Your task
Extract the full set of records, then give each one again exactly.

────────────────────────────────────────

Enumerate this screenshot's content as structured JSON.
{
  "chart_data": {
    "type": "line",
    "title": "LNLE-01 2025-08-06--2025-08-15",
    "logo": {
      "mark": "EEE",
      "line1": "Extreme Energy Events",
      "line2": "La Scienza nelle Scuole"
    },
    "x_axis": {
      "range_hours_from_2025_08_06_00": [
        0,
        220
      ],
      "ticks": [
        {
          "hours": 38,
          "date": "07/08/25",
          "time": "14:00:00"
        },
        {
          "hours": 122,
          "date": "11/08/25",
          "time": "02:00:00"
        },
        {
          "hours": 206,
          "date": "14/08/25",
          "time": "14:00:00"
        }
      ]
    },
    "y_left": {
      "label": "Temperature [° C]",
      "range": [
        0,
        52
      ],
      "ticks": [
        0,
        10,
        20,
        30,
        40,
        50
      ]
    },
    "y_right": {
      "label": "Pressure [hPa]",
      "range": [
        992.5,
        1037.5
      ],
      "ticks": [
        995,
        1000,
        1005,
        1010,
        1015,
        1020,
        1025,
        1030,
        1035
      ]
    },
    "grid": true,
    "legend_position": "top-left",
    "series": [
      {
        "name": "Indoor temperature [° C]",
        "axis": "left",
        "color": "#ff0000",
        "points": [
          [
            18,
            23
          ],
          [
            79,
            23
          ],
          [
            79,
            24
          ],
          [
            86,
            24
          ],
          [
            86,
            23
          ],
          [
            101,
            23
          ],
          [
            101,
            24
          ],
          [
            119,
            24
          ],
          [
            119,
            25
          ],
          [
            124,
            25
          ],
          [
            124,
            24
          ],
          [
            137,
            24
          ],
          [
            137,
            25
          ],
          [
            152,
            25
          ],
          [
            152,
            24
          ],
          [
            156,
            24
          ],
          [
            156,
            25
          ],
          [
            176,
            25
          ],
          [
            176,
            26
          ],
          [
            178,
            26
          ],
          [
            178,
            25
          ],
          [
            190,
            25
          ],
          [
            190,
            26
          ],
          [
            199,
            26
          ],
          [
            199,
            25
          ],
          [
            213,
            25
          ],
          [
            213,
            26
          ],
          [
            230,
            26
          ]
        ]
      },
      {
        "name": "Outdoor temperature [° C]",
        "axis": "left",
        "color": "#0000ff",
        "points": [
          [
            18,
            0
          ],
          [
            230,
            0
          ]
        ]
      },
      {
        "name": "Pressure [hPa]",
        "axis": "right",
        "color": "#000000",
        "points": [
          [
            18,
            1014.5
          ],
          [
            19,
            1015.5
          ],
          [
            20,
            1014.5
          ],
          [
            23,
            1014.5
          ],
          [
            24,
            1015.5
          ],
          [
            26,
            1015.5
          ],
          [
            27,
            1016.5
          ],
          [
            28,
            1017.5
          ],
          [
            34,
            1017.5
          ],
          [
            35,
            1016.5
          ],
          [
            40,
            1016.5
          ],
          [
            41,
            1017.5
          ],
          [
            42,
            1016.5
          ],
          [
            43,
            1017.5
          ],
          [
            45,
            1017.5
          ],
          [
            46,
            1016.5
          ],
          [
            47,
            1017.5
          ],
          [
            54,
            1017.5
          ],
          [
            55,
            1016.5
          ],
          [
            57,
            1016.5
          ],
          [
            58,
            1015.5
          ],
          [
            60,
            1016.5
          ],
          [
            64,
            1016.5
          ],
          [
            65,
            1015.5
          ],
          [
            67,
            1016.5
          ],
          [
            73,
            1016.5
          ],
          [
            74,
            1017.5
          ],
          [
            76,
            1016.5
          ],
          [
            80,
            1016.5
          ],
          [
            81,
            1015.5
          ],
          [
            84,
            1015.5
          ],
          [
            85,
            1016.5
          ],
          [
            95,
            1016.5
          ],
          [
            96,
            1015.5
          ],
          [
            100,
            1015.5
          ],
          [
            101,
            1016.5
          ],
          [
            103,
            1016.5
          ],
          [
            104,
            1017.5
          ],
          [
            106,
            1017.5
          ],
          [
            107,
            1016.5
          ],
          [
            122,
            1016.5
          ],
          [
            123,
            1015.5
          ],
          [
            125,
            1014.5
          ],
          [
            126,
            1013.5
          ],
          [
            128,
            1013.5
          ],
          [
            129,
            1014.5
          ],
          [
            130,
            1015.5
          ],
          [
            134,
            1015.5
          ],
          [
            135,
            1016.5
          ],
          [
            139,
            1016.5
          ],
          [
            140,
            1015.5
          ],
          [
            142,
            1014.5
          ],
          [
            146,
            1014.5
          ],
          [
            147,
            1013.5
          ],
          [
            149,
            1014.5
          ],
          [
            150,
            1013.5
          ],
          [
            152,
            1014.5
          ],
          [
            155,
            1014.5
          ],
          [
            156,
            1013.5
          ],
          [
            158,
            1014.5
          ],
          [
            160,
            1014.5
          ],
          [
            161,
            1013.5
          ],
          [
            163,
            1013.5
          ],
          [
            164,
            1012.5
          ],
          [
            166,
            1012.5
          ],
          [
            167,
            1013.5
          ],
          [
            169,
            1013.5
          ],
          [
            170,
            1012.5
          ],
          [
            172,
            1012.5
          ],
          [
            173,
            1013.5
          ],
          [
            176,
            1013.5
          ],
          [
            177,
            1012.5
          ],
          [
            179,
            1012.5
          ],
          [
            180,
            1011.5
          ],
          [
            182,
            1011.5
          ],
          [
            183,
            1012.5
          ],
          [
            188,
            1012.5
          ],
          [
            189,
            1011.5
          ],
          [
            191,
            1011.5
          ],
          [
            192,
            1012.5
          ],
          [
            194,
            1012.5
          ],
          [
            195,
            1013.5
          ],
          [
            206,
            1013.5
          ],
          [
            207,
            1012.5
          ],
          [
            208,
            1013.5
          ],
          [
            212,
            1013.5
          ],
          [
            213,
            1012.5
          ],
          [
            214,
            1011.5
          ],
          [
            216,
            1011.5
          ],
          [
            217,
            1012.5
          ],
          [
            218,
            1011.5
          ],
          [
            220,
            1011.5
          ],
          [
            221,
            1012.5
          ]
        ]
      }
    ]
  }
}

────────────────────────────────────────

Answer
Enumerate this screenshot's content as structured JSON.
{
  "chart_data": {
    "type": "line",
    "title": "LNLE-01 2025-08-06--2025-08-15",
    "logo": {
      "mark": "EEE",
      "line1": "Extreme Energy Events",
      "line2": "La Scienza nelle Scuole"
    },
    "x_axis": {
      "range_hours_from_2025_08_06_00": [
        0,
        220
      ],
      "ticks": [
        {
          "hours": 38,
          "date": "07/08/25",
          "time": "14:00:00"
        },
        {
          "hours": 122,
          "date": "11/08/25",
          "time": "02:00:00"
        },
        {
          "hours": 206,
          "date": "14/08/25",
          "time": "14:00:00"
        }
      ]
    },
    "y_left": {
      "label": "Temperature [° C]",
      "range": [
        0,
        52
      ],
      "ticks": [
        0,
        10,
        20,
        30,
        40,
        50
      ]
    },
    "y_right": {
      "label": "Pressure [hPa]",
      "range": [
        992.5,
        1037.5
      ],
      "ticks": [
        995,
        1000,
        1005,
        1010,
        1015,
        1020,
        1025,
        1030,
        1035
      ]
    },
    "grid": true,
    "legend_position": "top-left",
    "series": [
      {
        "name": "Indoor temperature [° C]",
        "axis": "left",
        "color": "#ff0000",
        "points": [
          [
            18,
            23
          ],
          [
            79,
            23
          ],
          [
            79,
            24
          ],
          [
            86,
            24
          ],
          [
            86,
            23
          ],
          [
            101,
            23
          ],
          [
            101,
            24
          ],
          [
            119,
            24
          ],
          [
            119,
            25
          ],
          [
            124,
            25
          ],
          [
            124,
            24
          ],
          [
            137,
            24
          ],
          [
            137,
            25
          ],
          [
            152,
            25
          ],
          [
            152,
            24
          ],
          [
            156,
            24
          ],
          [
            156,
            25
          ],
          [
            176,
            25
          ],
          [
            176,
            26
          ],
          [
            178,
            26
          ],
          [
            178,
            25
          ],
          [
            190,
            25
          ],
          [
            190,
            26
          ],
          [
            199,
            26
          ],
          [
            199,
            25
          ],
          [
            213,
            25
          ],
          [
            213,
            26
          ],
          [
            230,
            26
          ]
        ]
      },
      {
        "name": "Outdoor temperature [° C]",
        "axis": "left",
        "color": "#0000ff",
        "points": [
          [
            18,
            0
          ],
          [
            230,
            0
          ]
        ]
      },
      {
        "name": "Pressure [hPa]",
        "axis": "right",
        "color": "#000000",
        "points": [
          [
            18,
            1014.5
          ],
          [
            19,
            1015.5
          ],
          [
            20,
            1014.5
          ],
          [
            23,
            1014.5
          ],
          [
            24,
            1015.5
          ],
          [
            26,
            1015.5
          ],
          [
            27,
            1016.5
          ],
          [
            28,
            1017.5
          ],
          [
            34,
            1017.5
          ],
          [
            35,
            1016.5
          ],
          [
            40,
            1016.5
          ],
          [
            41,
            1017.5
          ],
          [
            42,
            1016.5
          ],
          [
            43,
            1017.5
          ],
          [
            45,
            1017.5
          ],
          [
            46,
            1016.5
          ],
          [
            47,
            1017.5
          ],
          [
            54,
            1017.5
          ],
          [
            55,
            1016.5
          ],
          [
            57,
            1016.5
          ],
          [
            58,
            1015.5
          ],
          [
            60,
            1016.5
          ],
          [
            64,
            1016.5
          ],
          [
            65,
            1015.5
          ],
          [
            67,
            1016.5
          ],
          [
            73,
            1016.5
          ],
          [
            74,
            1017.5
          ],
          [
            76,
            1016.5
          ],
          [
            80,
            1016.5
          ],
          [
            81,
            1015.5
          ],
          [
            84,
            1015.5
          ],
          [
            85,
            1016.5
          ],
          [
            95,
            1016.5
          ],
          [
            96,
            1015.5
          ],
          [
            100,
            1015.5
          ],
          [
            101,
            1016.5
          ],
          [
            103,
            1016.5
          ],
          [
            104,
            1017.5
          ],
          [
            106,
            1017.5
          ],
          [
            107,
            1016.5
          ],
          [
            122,
            1016.5
          ],
          [
            123,
            1015.5
          ],
          [
            125,
            1014.5
          ],
          [
            126,
            1013.5
          ],
          [
            128,
            1013.5
          ],
          [
            129,
            1014.5
          ],
          [
            130,
            1015.5
          ],
          [
            134,
            1015.5
          ],
          [
            135,
            1016.5
          ],
          [
            139,
            1016.5
          ],
          [
            140,
            1015.5
          ],
          [
            142,
            1014.5
          ],
          [
            146,
            1014.5
          ],
          [
            147,
            1013.5
          ],
          [
            149,
            1014.5
          ],
          [
            150,
            1013.5
          ],
          [
            152,
            1014.5
          ],
          [
            155,
            1014.5
          ],
          [
            156,
            1013.5
          ],
          [
            158,
            1014.5
          ],
          [
            160,
            1014.5
          ],
          [
            161,
            1013.5
          ],
          [
            163,
            1013.5
          ],
          [
            164,
            1012.5
          ],
          [
            166,
            1012.5
          ],
          [
            167,
            1013.5
          ],
          [
            169,
            1013.5
          ],
          [
            170,
            1012.5
          ],
          [
            172,
            1012.5
          ],
          [
            173,
            1013.5
          ],
          [
            176,
            1013.5
          ],
          [
            177,
            1012.5
          ],
          [
            179,
            1012.5
          ],
          [
            180,
            1011.5
          ],
          [
            182,
            1011.5
          ],
          [
            183,
            1012.5
          ],
          [
            188,
            1012.5
          ],
          [
            189,
            1011.5
          ],
          [
            191,
            1011.5
          ],
          [
            192,
            1012.5
          ],
          [
            194,
            1012.5
          ],
          [
            195,
            1013.5
          ],
          [
            206,
            1013.5
          ],
          [
            207,
            1012.5
          ],
          [
            208,
            1013.5
          ],
          [
            212,
            1013.5
          ],
          [
            213,
            1012.5
          ],
          [
            214,
            1011.5
          ],
          [
            216,
            1011.5
          ],
          [
            217,
            1012.5
          ],
          [
            218,
            1011.5
          ],
          [
            220,
            1011.5
          ],
          [
            221,
            1012.5
          ]
        ]
      }
    ]
  }
}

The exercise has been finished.